To be done » Go through the material below and copy each line where the word "fill" appears.

Figure content listings:
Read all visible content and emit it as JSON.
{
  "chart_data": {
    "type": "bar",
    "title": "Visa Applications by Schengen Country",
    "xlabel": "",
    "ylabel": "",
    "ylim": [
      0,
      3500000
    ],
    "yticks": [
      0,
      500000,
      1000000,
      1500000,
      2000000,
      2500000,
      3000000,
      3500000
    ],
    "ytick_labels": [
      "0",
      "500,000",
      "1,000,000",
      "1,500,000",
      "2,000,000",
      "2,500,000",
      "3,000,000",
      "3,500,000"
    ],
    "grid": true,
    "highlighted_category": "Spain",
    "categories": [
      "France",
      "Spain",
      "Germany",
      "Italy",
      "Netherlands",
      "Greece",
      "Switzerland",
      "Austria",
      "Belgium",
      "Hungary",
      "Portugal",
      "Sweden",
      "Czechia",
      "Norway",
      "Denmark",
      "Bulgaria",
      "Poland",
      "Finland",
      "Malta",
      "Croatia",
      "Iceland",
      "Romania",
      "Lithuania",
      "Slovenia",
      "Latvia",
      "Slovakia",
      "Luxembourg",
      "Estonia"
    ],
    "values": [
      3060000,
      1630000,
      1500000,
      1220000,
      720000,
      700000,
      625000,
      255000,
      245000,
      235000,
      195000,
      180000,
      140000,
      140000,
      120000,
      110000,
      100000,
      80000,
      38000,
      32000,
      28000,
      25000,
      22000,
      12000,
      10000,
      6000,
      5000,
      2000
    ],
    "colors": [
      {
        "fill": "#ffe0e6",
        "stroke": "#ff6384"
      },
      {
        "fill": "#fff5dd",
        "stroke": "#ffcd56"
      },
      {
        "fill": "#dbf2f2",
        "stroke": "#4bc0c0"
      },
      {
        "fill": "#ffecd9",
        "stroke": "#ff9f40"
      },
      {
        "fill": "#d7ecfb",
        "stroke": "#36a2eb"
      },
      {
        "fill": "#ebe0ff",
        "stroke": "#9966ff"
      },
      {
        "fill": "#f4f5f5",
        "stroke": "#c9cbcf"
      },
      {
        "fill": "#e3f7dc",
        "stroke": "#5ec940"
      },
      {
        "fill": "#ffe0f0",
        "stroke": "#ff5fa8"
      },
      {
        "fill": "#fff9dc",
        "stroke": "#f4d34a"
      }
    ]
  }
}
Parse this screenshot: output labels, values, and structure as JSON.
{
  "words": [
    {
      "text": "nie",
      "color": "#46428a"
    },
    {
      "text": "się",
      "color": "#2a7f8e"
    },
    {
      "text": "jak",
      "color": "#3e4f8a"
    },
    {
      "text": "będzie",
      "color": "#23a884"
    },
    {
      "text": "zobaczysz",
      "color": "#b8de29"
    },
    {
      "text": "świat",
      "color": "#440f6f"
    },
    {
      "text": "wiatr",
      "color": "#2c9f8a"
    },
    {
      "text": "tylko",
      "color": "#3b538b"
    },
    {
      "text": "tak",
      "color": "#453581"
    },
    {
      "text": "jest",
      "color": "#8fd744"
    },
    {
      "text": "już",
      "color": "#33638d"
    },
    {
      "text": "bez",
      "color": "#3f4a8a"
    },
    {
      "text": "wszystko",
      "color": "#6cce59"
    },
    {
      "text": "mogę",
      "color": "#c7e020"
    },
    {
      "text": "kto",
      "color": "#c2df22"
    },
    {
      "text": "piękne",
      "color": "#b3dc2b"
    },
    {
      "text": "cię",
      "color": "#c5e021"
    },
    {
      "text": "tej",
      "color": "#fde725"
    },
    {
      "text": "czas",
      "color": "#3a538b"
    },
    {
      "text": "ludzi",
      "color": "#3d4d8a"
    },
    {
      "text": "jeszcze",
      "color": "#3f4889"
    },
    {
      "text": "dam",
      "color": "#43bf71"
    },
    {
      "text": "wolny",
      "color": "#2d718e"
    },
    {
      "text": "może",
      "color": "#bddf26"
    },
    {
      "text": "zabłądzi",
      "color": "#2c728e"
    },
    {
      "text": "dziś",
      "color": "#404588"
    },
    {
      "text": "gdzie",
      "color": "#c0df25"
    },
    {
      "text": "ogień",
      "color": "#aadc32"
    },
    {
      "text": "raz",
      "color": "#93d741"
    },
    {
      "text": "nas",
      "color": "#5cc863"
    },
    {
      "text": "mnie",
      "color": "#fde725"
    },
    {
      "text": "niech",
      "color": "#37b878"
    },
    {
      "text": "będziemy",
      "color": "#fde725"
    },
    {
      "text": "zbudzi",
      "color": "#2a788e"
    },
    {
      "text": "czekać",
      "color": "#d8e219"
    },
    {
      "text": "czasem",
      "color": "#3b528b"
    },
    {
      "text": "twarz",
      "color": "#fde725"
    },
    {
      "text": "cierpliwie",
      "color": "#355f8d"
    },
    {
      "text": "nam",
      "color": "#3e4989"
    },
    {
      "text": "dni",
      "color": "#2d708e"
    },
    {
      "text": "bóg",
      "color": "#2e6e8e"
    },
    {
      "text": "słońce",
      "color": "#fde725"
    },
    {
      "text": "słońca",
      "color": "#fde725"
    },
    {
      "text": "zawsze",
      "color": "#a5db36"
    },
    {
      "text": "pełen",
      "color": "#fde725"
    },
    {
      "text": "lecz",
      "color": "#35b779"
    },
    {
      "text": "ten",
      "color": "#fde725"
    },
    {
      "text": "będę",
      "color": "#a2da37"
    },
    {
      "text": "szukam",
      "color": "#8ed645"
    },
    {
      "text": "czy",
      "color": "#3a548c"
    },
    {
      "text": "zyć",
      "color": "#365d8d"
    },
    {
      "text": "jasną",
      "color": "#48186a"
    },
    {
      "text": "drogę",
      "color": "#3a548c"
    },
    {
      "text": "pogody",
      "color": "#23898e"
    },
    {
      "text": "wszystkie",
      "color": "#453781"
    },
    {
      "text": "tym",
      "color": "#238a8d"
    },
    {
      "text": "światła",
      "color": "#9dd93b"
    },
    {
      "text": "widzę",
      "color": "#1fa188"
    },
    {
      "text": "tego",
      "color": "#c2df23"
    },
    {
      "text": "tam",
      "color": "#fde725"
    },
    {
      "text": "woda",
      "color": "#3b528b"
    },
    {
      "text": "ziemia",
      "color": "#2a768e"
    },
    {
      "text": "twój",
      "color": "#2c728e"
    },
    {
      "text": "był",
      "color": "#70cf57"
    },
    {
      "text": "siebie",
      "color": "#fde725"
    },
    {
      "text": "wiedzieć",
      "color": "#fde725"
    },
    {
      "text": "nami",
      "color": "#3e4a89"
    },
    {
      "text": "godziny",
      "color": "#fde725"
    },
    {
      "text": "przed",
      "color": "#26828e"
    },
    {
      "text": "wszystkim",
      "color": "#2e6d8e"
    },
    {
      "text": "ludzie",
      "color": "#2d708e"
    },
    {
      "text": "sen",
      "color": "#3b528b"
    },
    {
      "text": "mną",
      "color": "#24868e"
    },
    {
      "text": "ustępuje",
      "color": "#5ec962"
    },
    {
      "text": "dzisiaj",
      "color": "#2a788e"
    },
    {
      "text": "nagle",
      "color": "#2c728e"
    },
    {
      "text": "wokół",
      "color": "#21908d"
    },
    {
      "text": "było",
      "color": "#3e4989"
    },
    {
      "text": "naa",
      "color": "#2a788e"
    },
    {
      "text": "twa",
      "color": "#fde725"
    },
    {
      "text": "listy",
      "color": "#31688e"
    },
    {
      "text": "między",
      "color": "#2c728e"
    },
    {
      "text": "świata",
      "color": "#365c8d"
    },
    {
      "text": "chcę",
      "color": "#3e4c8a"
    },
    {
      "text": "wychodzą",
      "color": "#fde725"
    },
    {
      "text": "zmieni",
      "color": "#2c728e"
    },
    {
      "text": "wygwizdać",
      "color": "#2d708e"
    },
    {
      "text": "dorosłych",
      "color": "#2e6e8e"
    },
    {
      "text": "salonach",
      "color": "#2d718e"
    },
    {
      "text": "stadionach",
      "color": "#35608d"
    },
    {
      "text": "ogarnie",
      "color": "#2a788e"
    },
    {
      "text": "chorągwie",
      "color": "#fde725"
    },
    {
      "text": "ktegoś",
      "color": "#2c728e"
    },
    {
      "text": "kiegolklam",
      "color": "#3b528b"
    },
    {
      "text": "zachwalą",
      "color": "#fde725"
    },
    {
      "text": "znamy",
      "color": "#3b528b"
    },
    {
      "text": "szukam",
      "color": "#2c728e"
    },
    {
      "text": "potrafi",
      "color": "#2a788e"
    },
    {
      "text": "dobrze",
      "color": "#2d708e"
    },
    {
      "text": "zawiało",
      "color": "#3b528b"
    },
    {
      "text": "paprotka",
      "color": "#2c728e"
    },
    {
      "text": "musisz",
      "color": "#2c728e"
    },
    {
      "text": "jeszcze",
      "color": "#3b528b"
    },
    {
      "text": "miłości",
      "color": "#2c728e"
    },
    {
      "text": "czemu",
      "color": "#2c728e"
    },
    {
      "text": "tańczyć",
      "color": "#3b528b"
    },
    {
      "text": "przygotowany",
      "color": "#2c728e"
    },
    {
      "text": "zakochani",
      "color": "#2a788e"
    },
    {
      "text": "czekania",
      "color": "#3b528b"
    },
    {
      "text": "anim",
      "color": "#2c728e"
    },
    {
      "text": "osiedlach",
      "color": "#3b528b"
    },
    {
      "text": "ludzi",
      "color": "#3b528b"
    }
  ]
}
==
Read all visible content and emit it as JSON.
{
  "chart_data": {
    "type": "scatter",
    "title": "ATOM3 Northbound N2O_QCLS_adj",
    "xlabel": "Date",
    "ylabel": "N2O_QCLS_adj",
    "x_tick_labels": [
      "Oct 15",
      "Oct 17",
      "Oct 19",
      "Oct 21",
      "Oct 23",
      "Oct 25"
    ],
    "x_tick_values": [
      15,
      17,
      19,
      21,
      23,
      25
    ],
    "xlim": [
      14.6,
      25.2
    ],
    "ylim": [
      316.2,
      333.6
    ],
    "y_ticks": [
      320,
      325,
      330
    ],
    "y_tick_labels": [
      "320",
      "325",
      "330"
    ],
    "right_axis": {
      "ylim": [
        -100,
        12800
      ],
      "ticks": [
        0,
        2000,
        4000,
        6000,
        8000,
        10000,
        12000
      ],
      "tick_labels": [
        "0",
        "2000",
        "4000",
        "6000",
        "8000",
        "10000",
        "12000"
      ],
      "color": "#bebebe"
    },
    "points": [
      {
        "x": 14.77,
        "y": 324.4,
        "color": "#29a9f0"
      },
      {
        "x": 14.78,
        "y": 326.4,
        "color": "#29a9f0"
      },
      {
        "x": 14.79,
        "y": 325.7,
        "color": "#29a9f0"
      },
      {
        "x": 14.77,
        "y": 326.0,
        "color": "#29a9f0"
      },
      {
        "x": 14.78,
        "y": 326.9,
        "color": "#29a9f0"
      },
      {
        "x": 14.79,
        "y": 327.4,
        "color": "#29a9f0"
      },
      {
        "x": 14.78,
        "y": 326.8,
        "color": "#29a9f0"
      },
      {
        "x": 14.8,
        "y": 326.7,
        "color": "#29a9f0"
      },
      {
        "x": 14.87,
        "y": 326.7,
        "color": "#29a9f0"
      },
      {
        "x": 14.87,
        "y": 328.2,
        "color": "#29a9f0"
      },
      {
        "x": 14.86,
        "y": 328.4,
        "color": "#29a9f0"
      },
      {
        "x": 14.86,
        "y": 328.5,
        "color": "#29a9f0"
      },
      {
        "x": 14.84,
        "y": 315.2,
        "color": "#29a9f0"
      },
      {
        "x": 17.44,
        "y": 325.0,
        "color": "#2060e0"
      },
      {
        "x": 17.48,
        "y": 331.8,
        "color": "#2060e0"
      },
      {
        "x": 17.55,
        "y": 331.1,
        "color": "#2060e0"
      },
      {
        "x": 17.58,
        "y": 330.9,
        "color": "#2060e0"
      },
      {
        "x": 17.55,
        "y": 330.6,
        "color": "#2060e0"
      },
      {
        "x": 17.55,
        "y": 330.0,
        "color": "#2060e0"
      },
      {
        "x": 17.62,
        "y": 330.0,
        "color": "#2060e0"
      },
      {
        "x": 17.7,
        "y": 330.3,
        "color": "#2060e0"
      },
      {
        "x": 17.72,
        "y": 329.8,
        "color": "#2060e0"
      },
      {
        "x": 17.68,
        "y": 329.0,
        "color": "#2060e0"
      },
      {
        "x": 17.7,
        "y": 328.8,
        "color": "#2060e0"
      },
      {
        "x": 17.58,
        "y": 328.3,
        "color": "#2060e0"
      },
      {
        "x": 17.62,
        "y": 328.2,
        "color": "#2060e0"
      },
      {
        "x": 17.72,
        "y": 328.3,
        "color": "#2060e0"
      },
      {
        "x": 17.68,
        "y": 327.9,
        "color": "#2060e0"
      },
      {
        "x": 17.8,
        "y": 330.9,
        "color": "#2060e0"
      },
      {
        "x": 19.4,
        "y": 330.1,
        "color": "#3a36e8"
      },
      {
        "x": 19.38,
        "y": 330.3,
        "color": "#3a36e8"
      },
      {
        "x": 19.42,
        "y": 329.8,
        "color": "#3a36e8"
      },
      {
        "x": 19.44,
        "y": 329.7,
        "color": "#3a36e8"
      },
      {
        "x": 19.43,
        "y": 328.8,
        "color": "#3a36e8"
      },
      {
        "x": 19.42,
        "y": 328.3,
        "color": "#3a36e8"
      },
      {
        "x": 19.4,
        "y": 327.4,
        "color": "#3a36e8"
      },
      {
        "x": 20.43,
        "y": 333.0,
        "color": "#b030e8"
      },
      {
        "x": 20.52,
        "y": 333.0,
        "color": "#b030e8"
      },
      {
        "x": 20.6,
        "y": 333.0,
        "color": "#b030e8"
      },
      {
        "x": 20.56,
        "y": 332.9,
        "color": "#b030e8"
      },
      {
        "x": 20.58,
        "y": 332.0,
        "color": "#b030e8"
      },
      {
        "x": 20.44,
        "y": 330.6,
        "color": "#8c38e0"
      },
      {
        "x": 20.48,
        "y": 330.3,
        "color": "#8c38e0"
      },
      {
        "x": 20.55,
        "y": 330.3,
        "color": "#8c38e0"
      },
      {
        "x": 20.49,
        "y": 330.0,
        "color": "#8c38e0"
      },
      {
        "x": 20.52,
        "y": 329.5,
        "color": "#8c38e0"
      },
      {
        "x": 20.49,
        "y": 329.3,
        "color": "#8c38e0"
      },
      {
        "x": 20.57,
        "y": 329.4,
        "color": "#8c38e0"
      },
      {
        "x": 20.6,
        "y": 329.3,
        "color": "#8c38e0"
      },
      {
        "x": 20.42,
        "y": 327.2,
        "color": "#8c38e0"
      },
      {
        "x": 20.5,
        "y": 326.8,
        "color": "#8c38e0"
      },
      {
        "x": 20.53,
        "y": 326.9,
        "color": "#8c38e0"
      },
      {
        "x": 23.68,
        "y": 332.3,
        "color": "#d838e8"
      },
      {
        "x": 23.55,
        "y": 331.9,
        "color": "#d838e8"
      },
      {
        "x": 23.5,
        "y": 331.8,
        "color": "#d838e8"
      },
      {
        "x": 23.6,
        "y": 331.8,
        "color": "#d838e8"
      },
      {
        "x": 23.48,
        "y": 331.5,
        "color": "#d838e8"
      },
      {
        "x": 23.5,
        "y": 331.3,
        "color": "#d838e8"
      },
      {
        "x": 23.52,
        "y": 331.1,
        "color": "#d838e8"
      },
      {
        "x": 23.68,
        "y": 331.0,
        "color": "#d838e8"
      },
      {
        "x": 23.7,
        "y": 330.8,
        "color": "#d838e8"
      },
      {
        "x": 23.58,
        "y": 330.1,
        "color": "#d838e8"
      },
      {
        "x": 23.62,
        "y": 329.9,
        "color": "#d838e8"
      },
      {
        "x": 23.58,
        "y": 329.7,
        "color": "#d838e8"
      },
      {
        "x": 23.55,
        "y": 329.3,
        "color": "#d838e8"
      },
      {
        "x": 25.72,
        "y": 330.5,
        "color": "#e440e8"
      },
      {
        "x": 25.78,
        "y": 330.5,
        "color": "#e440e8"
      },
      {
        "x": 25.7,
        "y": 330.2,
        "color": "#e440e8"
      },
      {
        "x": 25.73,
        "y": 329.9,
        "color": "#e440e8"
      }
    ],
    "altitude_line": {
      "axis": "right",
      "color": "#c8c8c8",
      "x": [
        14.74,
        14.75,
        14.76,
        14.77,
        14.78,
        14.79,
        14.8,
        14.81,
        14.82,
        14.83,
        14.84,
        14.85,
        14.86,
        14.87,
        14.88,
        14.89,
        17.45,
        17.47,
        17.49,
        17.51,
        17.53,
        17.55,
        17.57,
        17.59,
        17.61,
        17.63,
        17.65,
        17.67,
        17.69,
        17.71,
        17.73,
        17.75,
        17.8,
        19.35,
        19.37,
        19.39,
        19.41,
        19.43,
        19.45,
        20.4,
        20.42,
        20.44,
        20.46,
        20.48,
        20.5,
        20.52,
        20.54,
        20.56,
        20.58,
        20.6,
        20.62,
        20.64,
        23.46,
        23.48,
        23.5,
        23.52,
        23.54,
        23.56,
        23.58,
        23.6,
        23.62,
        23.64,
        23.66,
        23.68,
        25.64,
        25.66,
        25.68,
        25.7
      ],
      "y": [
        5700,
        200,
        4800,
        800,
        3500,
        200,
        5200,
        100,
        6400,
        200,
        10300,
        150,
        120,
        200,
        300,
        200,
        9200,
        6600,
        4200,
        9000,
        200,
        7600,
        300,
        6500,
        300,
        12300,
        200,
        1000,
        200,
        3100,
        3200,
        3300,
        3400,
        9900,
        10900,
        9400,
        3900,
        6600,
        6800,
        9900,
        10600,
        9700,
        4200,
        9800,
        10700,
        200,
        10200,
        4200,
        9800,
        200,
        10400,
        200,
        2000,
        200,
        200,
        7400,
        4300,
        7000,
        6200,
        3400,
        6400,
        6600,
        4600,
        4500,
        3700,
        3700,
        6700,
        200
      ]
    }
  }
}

Exercise response »
        "fill": "#ffe0e6",
        "fill": "#fff5dd",
        "fill": "#dbf2f2",
        "fill": "#ffecd9",
        "fill": "#d7ecfb",
        "fill": "#ebe0ff",
        "fill": "#f4f5f5",
        "fill": "#e3f7dc",
        "fill": "#ffe0f0",
        "fill": "#fff9dc",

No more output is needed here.